STATED GOAL: Take every line from the material that has the word "chevron" in it.

————————

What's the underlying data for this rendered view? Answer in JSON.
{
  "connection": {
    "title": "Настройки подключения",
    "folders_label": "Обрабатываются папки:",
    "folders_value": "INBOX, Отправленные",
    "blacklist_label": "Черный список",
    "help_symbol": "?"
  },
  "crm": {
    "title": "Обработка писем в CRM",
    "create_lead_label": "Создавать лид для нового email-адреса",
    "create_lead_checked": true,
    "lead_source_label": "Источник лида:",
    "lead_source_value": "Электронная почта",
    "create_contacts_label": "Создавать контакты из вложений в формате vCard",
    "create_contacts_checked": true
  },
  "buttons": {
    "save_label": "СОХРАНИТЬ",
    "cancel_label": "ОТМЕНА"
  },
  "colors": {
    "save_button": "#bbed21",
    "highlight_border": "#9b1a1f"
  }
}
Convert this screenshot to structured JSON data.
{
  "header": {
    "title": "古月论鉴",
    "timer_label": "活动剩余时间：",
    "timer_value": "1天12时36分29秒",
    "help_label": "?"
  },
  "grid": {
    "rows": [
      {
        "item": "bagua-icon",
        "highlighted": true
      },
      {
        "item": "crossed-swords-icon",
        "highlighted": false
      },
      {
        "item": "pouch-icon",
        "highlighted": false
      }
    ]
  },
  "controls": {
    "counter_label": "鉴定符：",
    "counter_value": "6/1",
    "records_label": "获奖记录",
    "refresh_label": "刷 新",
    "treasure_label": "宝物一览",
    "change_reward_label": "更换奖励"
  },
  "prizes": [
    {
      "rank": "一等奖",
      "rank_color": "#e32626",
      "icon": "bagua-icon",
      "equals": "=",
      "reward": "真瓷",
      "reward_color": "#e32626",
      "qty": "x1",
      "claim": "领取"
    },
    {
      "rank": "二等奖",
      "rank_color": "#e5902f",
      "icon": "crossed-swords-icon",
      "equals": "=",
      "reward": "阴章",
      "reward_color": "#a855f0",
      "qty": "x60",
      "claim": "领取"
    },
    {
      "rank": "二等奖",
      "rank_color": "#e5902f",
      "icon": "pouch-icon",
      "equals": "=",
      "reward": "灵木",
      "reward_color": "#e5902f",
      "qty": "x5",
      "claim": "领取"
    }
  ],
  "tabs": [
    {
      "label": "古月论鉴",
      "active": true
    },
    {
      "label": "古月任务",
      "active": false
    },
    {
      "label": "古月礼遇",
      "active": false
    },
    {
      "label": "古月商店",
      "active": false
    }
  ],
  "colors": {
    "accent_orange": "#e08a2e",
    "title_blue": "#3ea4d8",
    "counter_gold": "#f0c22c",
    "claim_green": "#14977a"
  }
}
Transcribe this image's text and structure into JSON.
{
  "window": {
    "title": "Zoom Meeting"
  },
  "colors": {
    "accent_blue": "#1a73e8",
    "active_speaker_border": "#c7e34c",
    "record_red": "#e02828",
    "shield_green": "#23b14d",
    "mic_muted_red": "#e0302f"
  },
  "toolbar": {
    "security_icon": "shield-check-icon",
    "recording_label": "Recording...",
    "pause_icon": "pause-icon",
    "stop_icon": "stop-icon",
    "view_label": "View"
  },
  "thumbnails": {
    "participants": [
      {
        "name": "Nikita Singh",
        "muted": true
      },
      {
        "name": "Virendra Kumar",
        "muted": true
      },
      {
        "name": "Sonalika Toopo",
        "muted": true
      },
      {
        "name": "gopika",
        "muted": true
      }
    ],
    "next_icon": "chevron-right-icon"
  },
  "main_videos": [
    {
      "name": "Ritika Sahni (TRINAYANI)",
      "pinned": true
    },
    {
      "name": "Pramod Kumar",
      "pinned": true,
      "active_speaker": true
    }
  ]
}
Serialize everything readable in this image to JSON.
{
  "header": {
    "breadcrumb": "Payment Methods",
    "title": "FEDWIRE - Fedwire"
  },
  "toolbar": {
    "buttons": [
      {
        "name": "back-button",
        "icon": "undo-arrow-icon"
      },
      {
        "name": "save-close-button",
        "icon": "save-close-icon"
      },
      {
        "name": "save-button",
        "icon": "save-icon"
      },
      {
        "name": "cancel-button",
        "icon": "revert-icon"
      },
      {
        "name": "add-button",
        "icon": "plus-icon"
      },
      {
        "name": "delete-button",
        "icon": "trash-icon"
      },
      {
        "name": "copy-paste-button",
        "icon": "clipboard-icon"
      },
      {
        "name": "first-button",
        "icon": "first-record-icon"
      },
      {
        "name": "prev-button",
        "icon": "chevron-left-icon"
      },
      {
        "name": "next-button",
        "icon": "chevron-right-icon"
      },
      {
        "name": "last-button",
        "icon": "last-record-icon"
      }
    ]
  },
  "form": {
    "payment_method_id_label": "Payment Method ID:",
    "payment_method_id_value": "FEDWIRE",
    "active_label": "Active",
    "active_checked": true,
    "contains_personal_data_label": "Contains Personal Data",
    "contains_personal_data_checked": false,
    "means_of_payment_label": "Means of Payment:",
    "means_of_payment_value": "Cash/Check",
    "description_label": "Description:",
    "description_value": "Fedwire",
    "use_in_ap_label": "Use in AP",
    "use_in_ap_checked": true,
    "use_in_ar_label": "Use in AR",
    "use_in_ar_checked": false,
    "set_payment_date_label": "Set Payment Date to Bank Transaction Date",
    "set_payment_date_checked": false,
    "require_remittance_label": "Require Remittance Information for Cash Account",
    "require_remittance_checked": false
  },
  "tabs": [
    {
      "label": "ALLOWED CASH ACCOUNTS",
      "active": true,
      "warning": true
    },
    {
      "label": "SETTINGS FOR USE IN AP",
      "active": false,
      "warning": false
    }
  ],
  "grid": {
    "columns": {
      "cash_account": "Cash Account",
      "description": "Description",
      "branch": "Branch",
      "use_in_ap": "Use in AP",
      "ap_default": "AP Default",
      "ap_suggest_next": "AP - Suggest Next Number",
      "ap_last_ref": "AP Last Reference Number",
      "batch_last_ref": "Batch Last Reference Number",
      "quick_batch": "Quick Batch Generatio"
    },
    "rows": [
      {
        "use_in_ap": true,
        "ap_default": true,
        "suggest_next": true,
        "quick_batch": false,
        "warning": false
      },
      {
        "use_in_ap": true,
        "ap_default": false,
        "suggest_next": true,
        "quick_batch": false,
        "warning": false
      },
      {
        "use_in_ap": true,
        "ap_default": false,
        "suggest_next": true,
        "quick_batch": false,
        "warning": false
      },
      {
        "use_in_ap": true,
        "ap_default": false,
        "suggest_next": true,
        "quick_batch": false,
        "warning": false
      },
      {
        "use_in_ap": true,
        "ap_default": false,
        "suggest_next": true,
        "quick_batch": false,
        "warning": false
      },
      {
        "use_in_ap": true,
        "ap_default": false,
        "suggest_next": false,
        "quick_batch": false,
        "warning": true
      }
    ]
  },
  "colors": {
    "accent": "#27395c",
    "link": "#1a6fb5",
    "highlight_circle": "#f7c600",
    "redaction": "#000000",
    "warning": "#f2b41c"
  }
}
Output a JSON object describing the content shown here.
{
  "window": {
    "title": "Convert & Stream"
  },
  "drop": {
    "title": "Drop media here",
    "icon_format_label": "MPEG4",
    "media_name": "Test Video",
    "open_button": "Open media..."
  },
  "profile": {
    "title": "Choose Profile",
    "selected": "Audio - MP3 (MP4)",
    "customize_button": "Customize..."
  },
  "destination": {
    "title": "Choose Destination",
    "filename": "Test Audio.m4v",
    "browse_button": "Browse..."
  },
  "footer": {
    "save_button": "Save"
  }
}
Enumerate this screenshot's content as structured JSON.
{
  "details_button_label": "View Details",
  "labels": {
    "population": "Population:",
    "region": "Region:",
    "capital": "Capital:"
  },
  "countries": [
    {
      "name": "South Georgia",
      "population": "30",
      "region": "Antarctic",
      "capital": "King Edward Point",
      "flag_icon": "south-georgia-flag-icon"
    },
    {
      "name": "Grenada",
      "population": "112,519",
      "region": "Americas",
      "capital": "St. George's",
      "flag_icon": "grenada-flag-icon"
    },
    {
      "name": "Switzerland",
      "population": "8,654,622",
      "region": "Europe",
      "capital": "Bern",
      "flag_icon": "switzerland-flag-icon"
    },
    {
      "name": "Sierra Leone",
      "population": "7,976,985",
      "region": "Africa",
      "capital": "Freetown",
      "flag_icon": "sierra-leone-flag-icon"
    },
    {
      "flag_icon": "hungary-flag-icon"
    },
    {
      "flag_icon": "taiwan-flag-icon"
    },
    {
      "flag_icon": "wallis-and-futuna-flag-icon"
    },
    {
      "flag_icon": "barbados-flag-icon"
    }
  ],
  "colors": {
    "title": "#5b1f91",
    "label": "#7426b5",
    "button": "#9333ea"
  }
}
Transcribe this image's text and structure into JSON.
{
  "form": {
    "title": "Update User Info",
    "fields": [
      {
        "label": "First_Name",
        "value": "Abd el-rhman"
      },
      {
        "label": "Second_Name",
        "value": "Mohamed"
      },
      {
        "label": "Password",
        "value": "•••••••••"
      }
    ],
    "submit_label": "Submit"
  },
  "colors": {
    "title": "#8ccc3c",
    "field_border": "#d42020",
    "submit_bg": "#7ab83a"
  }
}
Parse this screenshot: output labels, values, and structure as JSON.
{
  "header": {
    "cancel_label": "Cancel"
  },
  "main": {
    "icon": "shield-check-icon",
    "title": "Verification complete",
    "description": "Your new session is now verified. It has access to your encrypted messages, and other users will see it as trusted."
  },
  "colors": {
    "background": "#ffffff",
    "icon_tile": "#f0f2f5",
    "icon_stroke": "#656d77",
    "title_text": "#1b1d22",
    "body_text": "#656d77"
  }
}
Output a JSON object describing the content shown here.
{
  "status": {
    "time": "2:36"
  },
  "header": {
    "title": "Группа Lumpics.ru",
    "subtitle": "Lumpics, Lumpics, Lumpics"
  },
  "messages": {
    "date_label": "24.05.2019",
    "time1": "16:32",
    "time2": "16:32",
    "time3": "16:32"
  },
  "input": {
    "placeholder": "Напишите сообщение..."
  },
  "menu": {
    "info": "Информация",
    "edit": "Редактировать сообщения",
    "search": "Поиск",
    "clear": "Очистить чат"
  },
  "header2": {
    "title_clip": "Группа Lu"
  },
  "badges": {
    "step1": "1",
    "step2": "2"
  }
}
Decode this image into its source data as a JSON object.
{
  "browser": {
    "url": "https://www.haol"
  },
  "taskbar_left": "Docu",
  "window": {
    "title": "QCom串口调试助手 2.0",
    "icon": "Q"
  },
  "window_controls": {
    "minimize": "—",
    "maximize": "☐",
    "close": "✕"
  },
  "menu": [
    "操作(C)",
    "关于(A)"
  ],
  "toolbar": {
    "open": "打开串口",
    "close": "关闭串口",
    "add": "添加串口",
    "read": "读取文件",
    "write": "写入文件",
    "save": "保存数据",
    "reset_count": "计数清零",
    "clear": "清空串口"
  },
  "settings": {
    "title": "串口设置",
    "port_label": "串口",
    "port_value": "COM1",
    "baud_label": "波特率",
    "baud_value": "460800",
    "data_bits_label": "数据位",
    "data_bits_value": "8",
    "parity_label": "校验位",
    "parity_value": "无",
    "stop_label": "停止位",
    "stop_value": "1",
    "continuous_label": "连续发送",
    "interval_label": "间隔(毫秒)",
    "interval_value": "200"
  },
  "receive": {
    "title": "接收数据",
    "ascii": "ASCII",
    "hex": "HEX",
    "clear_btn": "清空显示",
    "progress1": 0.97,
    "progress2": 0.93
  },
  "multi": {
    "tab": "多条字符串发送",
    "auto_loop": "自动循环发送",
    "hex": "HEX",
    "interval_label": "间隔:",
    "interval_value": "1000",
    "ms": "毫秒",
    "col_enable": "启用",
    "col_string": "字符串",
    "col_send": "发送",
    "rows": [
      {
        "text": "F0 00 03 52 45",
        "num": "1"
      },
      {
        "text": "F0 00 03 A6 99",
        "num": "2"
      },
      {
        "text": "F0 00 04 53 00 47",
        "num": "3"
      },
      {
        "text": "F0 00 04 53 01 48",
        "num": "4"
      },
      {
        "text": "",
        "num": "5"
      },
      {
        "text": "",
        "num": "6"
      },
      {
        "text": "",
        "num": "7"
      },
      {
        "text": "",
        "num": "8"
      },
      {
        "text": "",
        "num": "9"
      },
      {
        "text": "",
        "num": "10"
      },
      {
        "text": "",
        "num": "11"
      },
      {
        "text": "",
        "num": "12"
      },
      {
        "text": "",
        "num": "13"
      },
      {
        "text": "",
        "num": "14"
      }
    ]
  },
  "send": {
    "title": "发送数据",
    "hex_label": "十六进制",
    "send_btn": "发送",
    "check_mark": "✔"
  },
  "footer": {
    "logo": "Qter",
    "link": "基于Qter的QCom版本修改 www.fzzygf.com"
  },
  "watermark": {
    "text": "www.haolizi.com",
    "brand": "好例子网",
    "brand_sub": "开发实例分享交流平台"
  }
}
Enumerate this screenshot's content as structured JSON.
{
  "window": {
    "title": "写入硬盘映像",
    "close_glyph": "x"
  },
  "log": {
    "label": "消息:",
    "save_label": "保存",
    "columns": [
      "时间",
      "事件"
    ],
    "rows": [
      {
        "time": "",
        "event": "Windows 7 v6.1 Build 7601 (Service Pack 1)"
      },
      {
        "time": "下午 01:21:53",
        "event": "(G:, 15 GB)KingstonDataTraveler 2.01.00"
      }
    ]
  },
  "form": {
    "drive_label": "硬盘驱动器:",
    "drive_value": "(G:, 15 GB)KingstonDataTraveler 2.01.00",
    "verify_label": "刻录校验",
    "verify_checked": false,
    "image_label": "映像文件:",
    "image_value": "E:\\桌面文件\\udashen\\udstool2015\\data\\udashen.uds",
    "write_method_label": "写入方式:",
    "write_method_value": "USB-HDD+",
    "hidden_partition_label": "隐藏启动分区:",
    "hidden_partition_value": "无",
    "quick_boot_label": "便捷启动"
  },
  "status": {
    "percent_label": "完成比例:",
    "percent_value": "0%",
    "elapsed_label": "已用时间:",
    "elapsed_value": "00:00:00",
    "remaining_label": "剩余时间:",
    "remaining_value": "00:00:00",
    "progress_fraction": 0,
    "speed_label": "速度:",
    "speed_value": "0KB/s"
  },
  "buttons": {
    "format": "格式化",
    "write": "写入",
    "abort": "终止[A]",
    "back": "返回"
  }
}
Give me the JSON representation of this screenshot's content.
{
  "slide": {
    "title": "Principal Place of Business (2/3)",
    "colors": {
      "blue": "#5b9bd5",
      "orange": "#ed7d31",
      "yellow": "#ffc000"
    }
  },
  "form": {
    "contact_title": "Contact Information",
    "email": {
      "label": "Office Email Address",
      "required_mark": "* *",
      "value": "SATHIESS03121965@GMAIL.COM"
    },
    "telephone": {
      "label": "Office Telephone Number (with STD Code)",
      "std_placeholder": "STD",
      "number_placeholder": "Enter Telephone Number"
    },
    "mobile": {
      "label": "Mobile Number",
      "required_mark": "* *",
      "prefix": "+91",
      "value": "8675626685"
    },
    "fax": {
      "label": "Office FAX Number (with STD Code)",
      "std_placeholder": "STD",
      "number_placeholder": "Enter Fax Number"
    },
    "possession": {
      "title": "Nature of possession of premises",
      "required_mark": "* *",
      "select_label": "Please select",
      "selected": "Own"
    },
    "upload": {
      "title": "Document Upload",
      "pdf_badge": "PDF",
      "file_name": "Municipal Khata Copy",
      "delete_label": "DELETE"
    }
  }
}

————————

EXERCISE OUTPUT:
    "next_icon": "chevron-right-icon"
        "icon": "chevron-left-icon"
        "icon": "chevron-right-icon"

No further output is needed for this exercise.